--- Start of Input records ---
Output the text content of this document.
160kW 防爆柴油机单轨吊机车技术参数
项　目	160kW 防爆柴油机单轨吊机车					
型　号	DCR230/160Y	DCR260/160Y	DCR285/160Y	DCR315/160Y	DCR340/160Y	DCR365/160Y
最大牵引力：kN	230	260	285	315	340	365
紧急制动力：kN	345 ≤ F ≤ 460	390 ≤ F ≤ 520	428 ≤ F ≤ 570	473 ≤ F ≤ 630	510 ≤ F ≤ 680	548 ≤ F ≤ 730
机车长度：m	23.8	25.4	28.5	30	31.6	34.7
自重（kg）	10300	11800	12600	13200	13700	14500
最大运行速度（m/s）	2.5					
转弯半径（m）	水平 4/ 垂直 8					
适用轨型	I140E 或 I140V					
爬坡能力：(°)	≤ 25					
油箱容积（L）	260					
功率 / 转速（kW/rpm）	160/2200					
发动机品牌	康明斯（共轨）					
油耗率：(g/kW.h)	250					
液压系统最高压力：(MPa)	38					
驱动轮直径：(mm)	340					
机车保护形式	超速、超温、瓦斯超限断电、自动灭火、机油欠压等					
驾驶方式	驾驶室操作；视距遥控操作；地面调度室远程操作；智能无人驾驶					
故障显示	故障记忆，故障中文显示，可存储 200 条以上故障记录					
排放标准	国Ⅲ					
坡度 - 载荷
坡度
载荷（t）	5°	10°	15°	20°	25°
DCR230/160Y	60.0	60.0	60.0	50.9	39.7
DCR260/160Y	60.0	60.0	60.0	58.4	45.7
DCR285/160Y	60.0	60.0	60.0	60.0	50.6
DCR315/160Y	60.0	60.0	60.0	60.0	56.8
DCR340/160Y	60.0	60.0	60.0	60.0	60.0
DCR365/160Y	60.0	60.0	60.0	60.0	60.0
--- End of Input records ---
## Task to complete:
Your task is to output all of the data above word for word.

## Exercise output:
Output the text content of this document.
160kW 防爆柴油机单轨吊机车技术参数
项　目	160kW 防爆柴油机单轨吊机车					
型　号	DCR230/160Y	DCR260/160Y	DCR285/160Y	DCR315/160Y	DCR340/160Y	DCR365/160Y
最大牵引力：kN	230	260	285	315	340	365
紧急制动力：kN	345 ≤ F ≤ 460	390 ≤ F ≤ 520	428 ≤ F ≤ 570	473 ≤ F ≤ 630	510 ≤ F ≤ 680	548 ≤ F ≤ 730
机车长度：m	23.8	25.4	28.5	30	31.6	34.7
自重（kg）	10300	11800	12600	13200	13700	14500
最大运行速度（m/s）	2.5					
转弯半径（m）	水平 4/ 垂直 8					
适用轨型	I140E 或 I140V					
爬坡能力：(°)	≤ 25					
油箱容积（L）	260					
功率 / 转速（kW/rpm）	160/2200					
发动机品牌	康明斯（共轨）					
油耗率：(g/kW.h)	250					
液压系统最高压力：(MPa)	38					
驱动轮直径：(mm)	340					
机车保护形式	超速、超温、瓦斯超限断电、自动灭火、机油欠压等					
驾驶方式	驾驶室操作；视距遥控操作；地面调度室远程操作；智能无人驾驶					
故障显示	故障记忆，故障中文显示，可存储 200 条以上故障记录					
排放标准	国Ⅲ					
坡度 - 载荷
坡度
载荷（t）	5°	10°	15°	20°	25°
DCR230/160Y	60.0	60.0	60.0	50.9	39.7
DCR260/160Y	60.0	60.0	60.0	58.4	45.7
DCR285/160Y	60.0	60.0	60.0	60.0	50.6
DCR315/160Y	60.0	60.0	60.0	60.0	56.8
DCR340/160Y	60.0	60.0	60.0	60.0	60.0
DCR365/160Y	60.0	60.0	60.0	60.0	60.0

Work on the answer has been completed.